● **Exercise brief**
Count every line that includes the string "Positive" in the entries that follow. Nothing besides the number is needed.

● **Input records**
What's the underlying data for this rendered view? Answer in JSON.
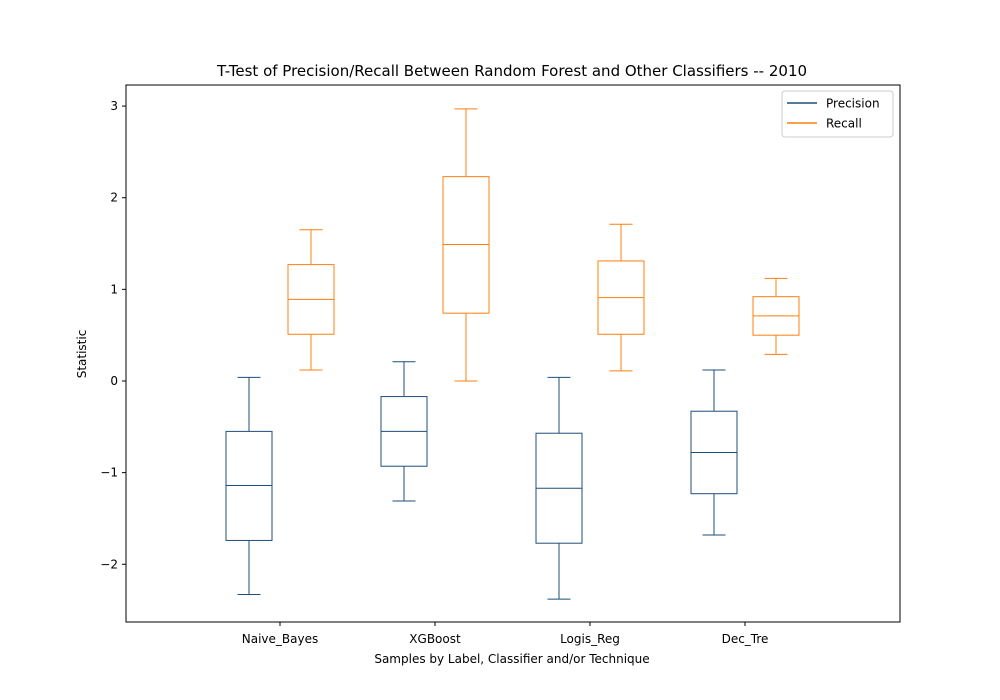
{
  "chart_data": {
    "type": "boxplot",
    "title": "T-Test of Precision/Recall Between Random Forest and Other Classifiers -- 2010",
    "xlabel": "Samples by Label, Classifier and/or Technique",
    "ylabel": "Statistic",
    "categories": [
      "Naive_Bayes",
      "XGBoost",
      "Logis_Reg",
      "Dec_Tre"
    ],
    "ylim": [
      -2.63,
      3.23
    ],
    "yticks": [
      -2,
      -1,
      0,
      1,
      2,
      3
    ],
    "ytick_labels": [
      "−2",
      "−1",
      "0",
      "1",
      "2",
      "3"
    ],
    "grid": false,
    "legend_position": "top-right",
    "series": [
      {
        "name": "Precision",
        "color": "#1f4e79",
        "boxes": [
          {
            "whislo": -2.33,
            "q1": -1.74,
            "med": -1.14,
            "q3": -0.55,
            "whishi": 0.04
          },
          {
            "whislo": -1.31,
            "q1": -0.93,
            "med": -0.55,
            "q3": -0.17,
            "whishi": 0.21
          },
          {
            "whislo": -2.38,
            "q1": -1.77,
            "med": -1.17,
            "q3": -0.57,
            "whishi": 0.04
          },
          {
            "whislo": -1.68,
            "q1": -1.23,
            "med": -0.78,
            "q3": -0.33,
            "whishi": 0.12
          }
        ]
      },
      {
        "name": "Recall",
        "color": "#ff7f0e",
        "boxes": [
          {
            "whislo": 0.12,
            "q1": 0.51,
            "med": 0.89,
            "q3": 1.27,
            "whishi": 1.65
          },
          {
            "whislo": 0.0,
            "q1": 0.74,
            "med": 1.49,
            "q3": 2.23,
            "whishi": 2.97
          },
          {
            "whislo": 0.11,
            "q1": 0.51,
            "med": 0.91,
            "q3": 1.31,
            "whishi": 1.71
          },
          {
            "whislo": 0.29,
            "q1": 0.5,
            "med": 0.71,
            "q3": 0.92,
            "whishi": 1.12
          }
        ]
      }
    ]
  }
}
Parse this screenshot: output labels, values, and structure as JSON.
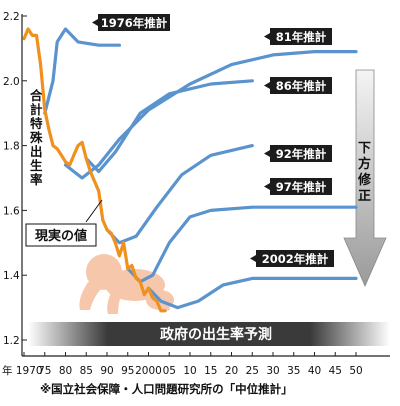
{
  "chart_data": {
    "type": "line",
    "ylabel": "合計特殊出生率",
    "xlim": [
      1970,
      2050
    ],
    "ylim": [
      1.2,
      2.2
    ],
    "y_ticks": [
      "2.2",
      "2.0",
      "1.8",
      "1.6",
      "1.4",
      "1.2"
    ],
    "x_ticks": [
      "年 1970",
      "75",
      "80",
      "85",
      "90",
      "95",
      "2000",
      "05",
      "10",
      "15",
      "20",
      "25",
      "30",
      "35",
      "40",
      "45",
      "50"
    ],
    "banner": "政府の出生率予測",
    "revision_label": "下方修正",
    "note": "※国立社会保障・人口問題研究所の「中位推計」",
    "actual": {
      "name": "現実の値",
      "color": "#f0901e",
      "x": [
        1970,
        1971,
        1972,
        1973,
        1974,
        1975,
        1976,
        1977,
        1978,
        1979,
        1980,
        1981,
        1982,
        1983,
        1984,
        1985,
        1986,
        1987,
        1988,
        1989,
        1990,
        1991,
        1992,
        1993,
        1994,
        1995,
        1996,
        1997,
        1998,
        1999,
        2000,
        2001,
        2002,
        2003,
        2004
      ],
      "y": [
        2.13,
        2.16,
        2.14,
        2.14,
        2.05,
        1.91,
        1.85,
        1.8,
        1.79,
        1.77,
        1.75,
        1.74,
        1.77,
        1.8,
        1.81,
        1.76,
        1.72,
        1.69,
        1.66,
        1.57,
        1.54,
        1.53,
        1.5,
        1.46,
        1.5,
        1.42,
        1.43,
        1.39,
        1.38,
        1.34,
        1.36,
        1.33,
        1.32,
        1.29,
        1.29
      ]
    },
    "series": [
      {
        "name": "1976年推計",
        "x": [
          1975,
          1977,
          1978,
          1980,
          1983,
          1988,
          1993
        ],
        "y": [
          1.9,
          2.0,
          2.12,
          2.16,
          2.12,
          2.11,
          2.11
        ]
      },
      {
        "name": "81年推計",
        "x": [
          1980,
          1984,
          1988,
          1993,
          2000,
          2010,
          2020,
          2030,
          2040,
          2050
        ],
        "y": [
          1.74,
          1.7,
          1.74,
          1.82,
          1.91,
          1.99,
          2.05,
          2.08,
          2.09,
          2.09
        ]
      },
      {
        "name": "86年推計",
        "x": [
          1985,
          1988,
          1992,
          1998,
          2005,
          2015,
          2025
        ],
        "y": [
          1.76,
          1.72,
          1.78,
          1.9,
          1.96,
          1.99,
          2.0
        ]
      },
      {
        "name": "92年推計",
        "x": [
          1990,
          1993,
          1997,
          2002,
          2008,
          2015,
          2025
        ],
        "y": [
          1.54,
          1.5,
          1.52,
          1.61,
          1.71,
          1.77,
          1.8
        ]
      },
      {
        "name": "97年推計",
        "x": [
          1995,
          1998,
          2001,
          2005,
          2010,
          2015,
          2025,
          2050
        ],
        "y": [
          1.42,
          1.38,
          1.4,
          1.5,
          1.58,
          1.6,
          1.61,
          1.61
        ]
      },
      {
        "name": "2002年推計",
        "x": [
          2000,
          2003,
          2007,
          2012,
          2018,
          2025,
          2050
        ],
        "y": [
          1.36,
          1.32,
          1.3,
          1.32,
          1.37,
          1.39,
          1.39
        ]
      }
    ],
    "projection_color": "#5b93cf"
  }
}
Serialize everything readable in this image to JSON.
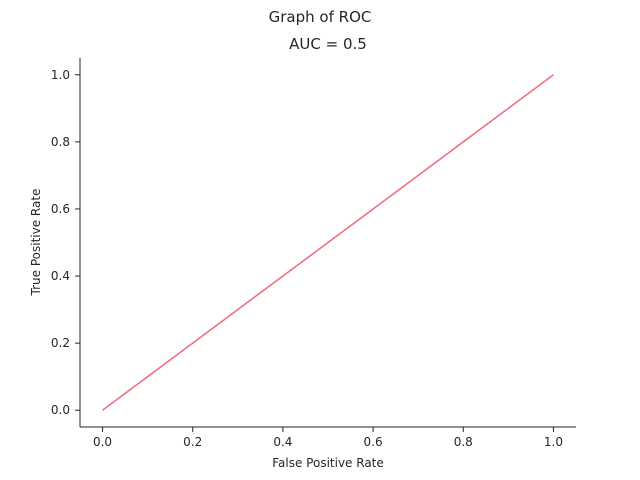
{
  "figure": {
    "suptitle": "Graph of ROC"
  },
  "chart_data": {
    "type": "line",
    "title": "AUC = 0.5",
    "xlabel": "False Positive Rate",
    "ylabel": "True Positive Rate",
    "xlim": [
      -0.05,
      1.05
    ],
    "ylim": [
      -0.05,
      1.05
    ],
    "xticks": [
      0.0,
      0.2,
      0.4,
      0.6,
      0.8,
      1.0
    ],
    "xtick_labels": [
      "0.0",
      "0.2",
      "0.4",
      "0.6",
      "0.8",
      "1.0"
    ],
    "yticks": [
      0.0,
      0.2,
      0.4,
      0.6,
      0.8,
      1.0
    ],
    "ytick_labels": [
      "0.0",
      "0.2",
      "0.4",
      "0.6",
      "0.8",
      "1.0"
    ],
    "grid": false,
    "legend": false,
    "series": [
      {
        "x": [
          0.0,
          1.0
        ],
        "y": [
          0.0,
          1.0
        ],
        "color": "#f07080"
      }
    ]
  }
}
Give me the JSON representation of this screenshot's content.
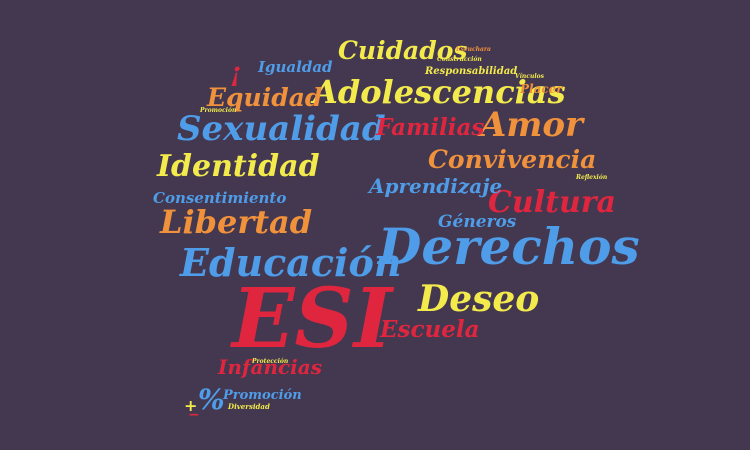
{
  "palette": {
    "background": "#433850",
    "yellow": "#f3ea4c",
    "blue": "#4f9ce8",
    "orange": "#f0913b",
    "red": "#e0263f"
  },
  "words": [
    {
      "id": "esi",
      "text": "ESI",
      "color": "red"
    },
    {
      "id": "derechos",
      "text": "Derechos",
      "color": "blue"
    },
    {
      "id": "educacion",
      "text": "Educación",
      "color": "blue"
    },
    {
      "id": "adolescencias",
      "text": "Adolescencias",
      "color": "yellow"
    },
    {
      "id": "sexualidad",
      "text": "Sexualidad",
      "color": "blue"
    },
    {
      "id": "deseo",
      "text": "Deseo",
      "color": "yellow"
    },
    {
      "id": "identidad",
      "text": "Identidad",
      "color": "yellow"
    },
    {
      "id": "libertad",
      "text": "Libertad",
      "color": "orange"
    },
    {
      "id": "cultura",
      "text": "Cultura",
      "color": "red"
    },
    {
      "id": "amor",
      "text": "Amor",
      "color": "orange"
    },
    {
      "id": "convivencia",
      "text": "Convivencia",
      "color": "orange"
    },
    {
      "id": "familias",
      "text": "Familias",
      "color": "red"
    },
    {
      "id": "cuidados",
      "text": "Cuidados",
      "color": "yellow"
    },
    {
      "id": "equidad",
      "text": "Equidad",
      "color": "orange"
    },
    {
      "id": "escuela",
      "text": "Escuela",
      "color": "red"
    },
    {
      "id": "aprendizaje",
      "text": "Aprendizaje",
      "color": "blue"
    },
    {
      "id": "infancias",
      "text": "Infancias",
      "color": "red"
    },
    {
      "id": "generos",
      "text": "Géneros",
      "color": "blue"
    },
    {
      "id": "consentimiento",
      "text": "Consentimiento",
      "color": "blue"
    },
    {
      "id": "igualdad",
      "text": "Igualdad",
      "color": "blue"
    },
    {
      "id": "responsabilidad",
      "text": "Responsabilidad",
      "color": "yellow"
    },
    {
      "id": "placer",
      "text": "Placer",
      "color": "orange"
    },
    {
      "id": "promocion-large",
      "text": "Promoción",
      "color": "blue"
    },
    {
      "id": "percent",
      "text": "%",
      "color": "blue"
    },
    {
      "id": "exclamation",
      "text": "¡",
      "color": "red"
    },
    {
      "id": "escuchara",
      "text": "Escuchara",
      "color": "orange"
    },
    {
      "id": "construccion",
      "text": "Construcción",
      "color": "yellow"
    },
    {
      "id": "vinculos",
      "text": "Vínculos",
      "color": "yellow"
    },
    {
      "id": "reflexion",
      "text": "Reflexión",
      "color": "yellow"
    },
    {
      "id": "promocion-small",
      "text": "Promoción",
      "color": "yellow"
    },
    {
      "id": "proteccion",
      "text": "Protección",
      "color": "yellow"
    },
    {
      "id": "diversidad",
      "text": "Diversidad",
      "color": "yellow"
    },
    {
      "id": "plus",
      "text": "+",
      "color": "yellow"
    },
    {
      "id": "minus",
      "text": "−",
      "color": "red"
    }
  ]
}
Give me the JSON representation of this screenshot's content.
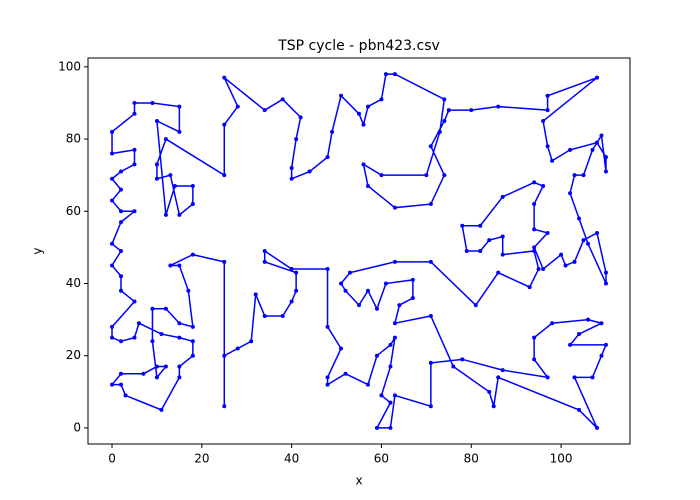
{
  "chart_data": {
    "type": "line",
    "title": "TSP cycle - pbn423.csv",
    "x_label": "x",
    "y_label": "y",
    "xlim": [
      -5.35,
      115.35
    ],
    "ylim": [
      -4.45,
      102.45
    ],
    "xticks": [
      0,
      20,
      40,
      60,
      80,
      100
    ],
    "yticks": [
      0,
      20,
      40,
      60,
      80,
      100
    ],
    "closed": true,
    "series": [
      {
        "color": "#0000ff",
        "x": [
          0,
          0,
          5,
          5,
          2,
          0,
          2,
          0,
          2,
          5,
          2,
          0,
          2,
          0,
          2,
          2,
          5,
          0,
          0,
          2,
          5,
          6,
          11,
          15,
          18,
          18,
          15,
          15,
          11,
          3,
          2,
          0,
          2,
          7,
          10,
          12,
          10,
          9,
          9,
          12,
          15,
          18,
          17,
          15,
          13,
          18,
          25,
          25,
          25,
          28,
          31,
          32,
          34,
          38,
          40,
          41,
          41,
          34,
          34,
          40,
          48,
          48,
          51,
          48,
          48,
          52,
          57,
          59,
          62,
          63,
          62,
          60,
          62,
          59,
          62,
          63,
          71,
          71,
          78,
          87,
          97,
          94,
          94,
          98,
          106,
          109,
          104,
          102,
          110,
          109,
          107,
          103,
          108,
          104,
          86,
          85,
          84,
          76,
          71,
          63,
          64,
          67,
          67,
          61,
          59,
          57,
          55,
          52,
          51,
          53,
          63,
          71,
          81,
          86,
          93,
          95,
          94,
          87,
          87,
          84,
          82,
          79,
          78,
          82,
          87,
          94,
          96,
          94,
          94,
          97,
          94,
          96,
          100,
          101,
          103,
          105,
          108,
          110,
          110,
          106,
          104,
          102,
          103,
          105,
          107,
          109,
          110,
          110,
          108,
          102,
          98,
          97,
          96,
          108,
          97,
          97,
          86,
          80,
          75,
          74,
          71,
          74,
          71,
          63,
          57,
          56,
          60,
          70,
          73,
          74,
          63,
          61,
          60,
          57,
          56,
          55,
          51,
          49,
          48,
          44,
          40,
          40,
          41,
          42,
          38,
          34,
          25,
          28,
          25,
          25,
          12,
          10,
          10,
          13,
          15,
          18,
          18,
          14,
          12,
          10,
          15,
          15,
          9,
          5,
          5
        ],
        "y": [
          82,
          76,
          77,
          73,
          71,
          69,
          66,
          63,
          60,
          60,
          57,
          51,
          49,
          45,
          42,
          38,
          35,
          28,
          25,
          24,
          25,
          29,
          26,
          25,
          24,
          20,
          17,
          14,
          5,
          9,
          12,
          12,
          15,
          15,
          17,
          17,
          14,
          24,
          33,
          33,
          29,
          28,
          38,
          45,
          45,
          48,
          46,
          6,
          20,
          22,
          24,
          37,
          31,
          31,
          35,
          38,
          43,
          46,
          49,
          44,
          44,
          28,
          22,
          14,
          12,
          15,
          12,
          20,
          23,
          25,
          17,
          9,
          7,
          0,
          0,
          9,
          6,
          18,
          19,
          16,
          14,
          19,
          25,
          29,
          30,
          29,
          26,
          23,
          23,
          20,
          14,
          14,
          0,
          5,
          14,
          6,
          10,
          17,
          31,
          29,
          34,
          36,
          41,
          40,
          33,
          38,
          34,
          38,
          40,
          43,
          46,
          46,
          34,
          43,
          39,
          44,
          49,
          48,
          53,
          52,
          49,
          49,
          56,
          56,
          64,
          68,
          67,
          62,
          55,
          54,
          50,
          44,
          48,
          45,
          46,
          52,
          54,
          43,
          40,
          51,
          58,
          65,
          70,
          70,
          77,
          81,
          71,
          75,
          79,
          77,
          74,
          78,
          85,
          97,
          92,
          88,
          89,
          88,
          88,
          85,
          78,
          70,
          62,
          61,
          67,
          73,
          70,
          70,
          82,
          91,
          98,
          98,
          91,
          89,
          84,
          87,
          92,
          82,
          75,
          71,
          69,
          72,
          80,
          86,
          91,
          88,
          97,
          89,
          84,
          70,
          80,
          73,
          69,
          70,
          59,
          62,
          67,
          67,
          59,
          85,
          82,
          89,
          90,
          90,
          87
        ]
      }
    ]
  }
}
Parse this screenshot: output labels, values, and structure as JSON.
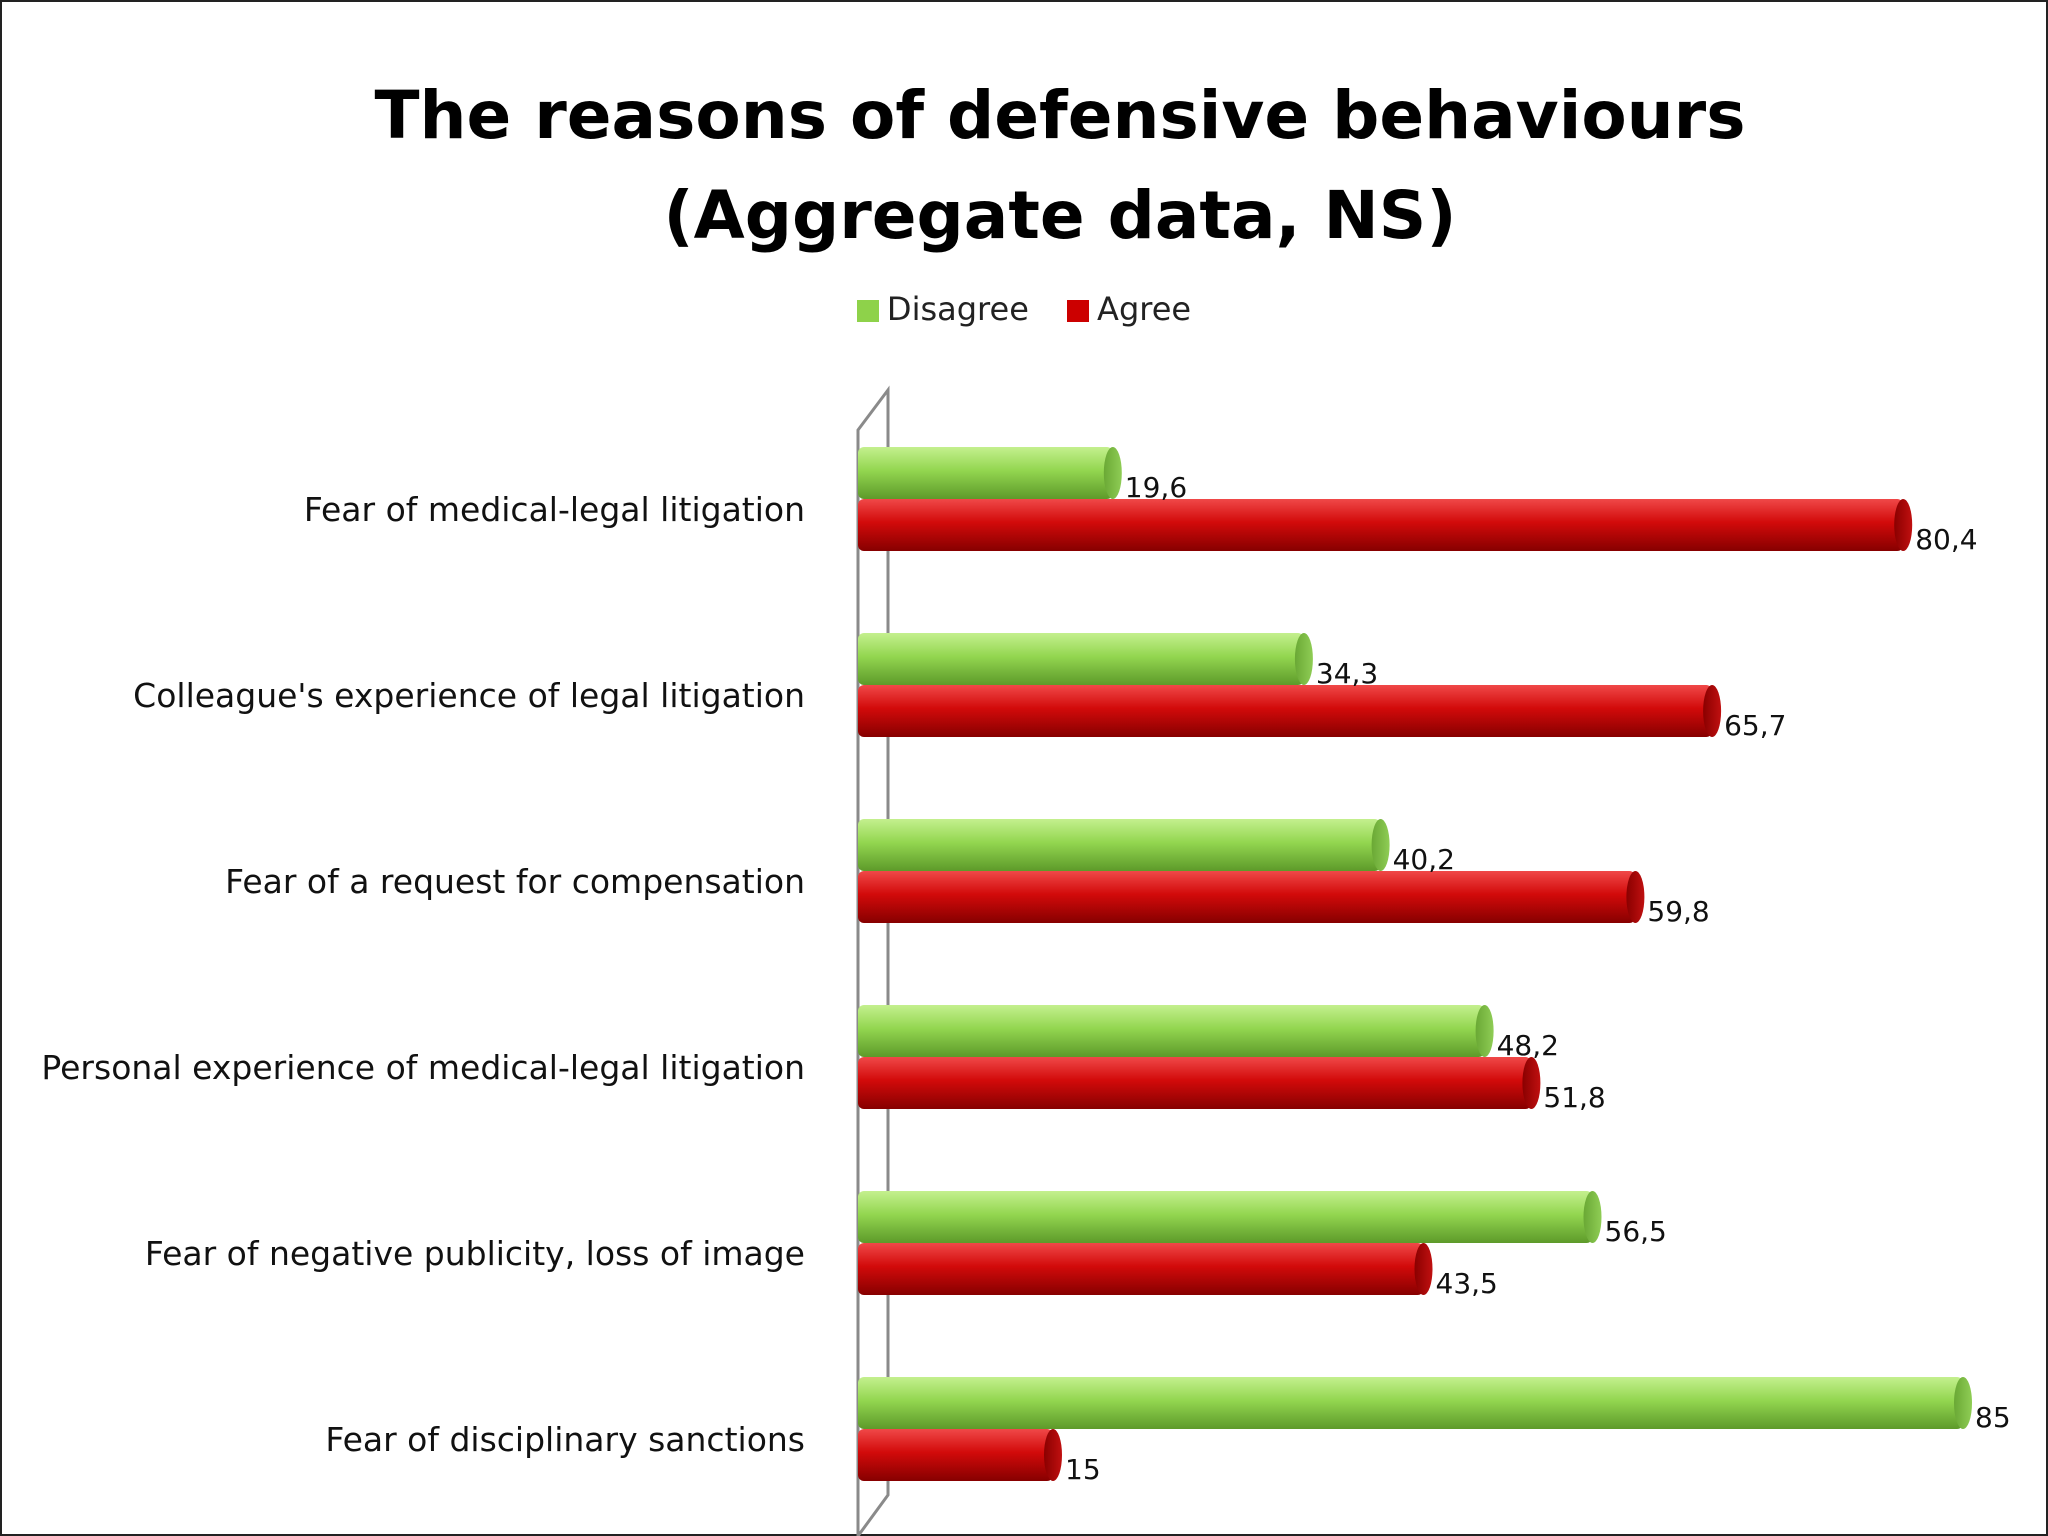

● **Response for this exercise**
2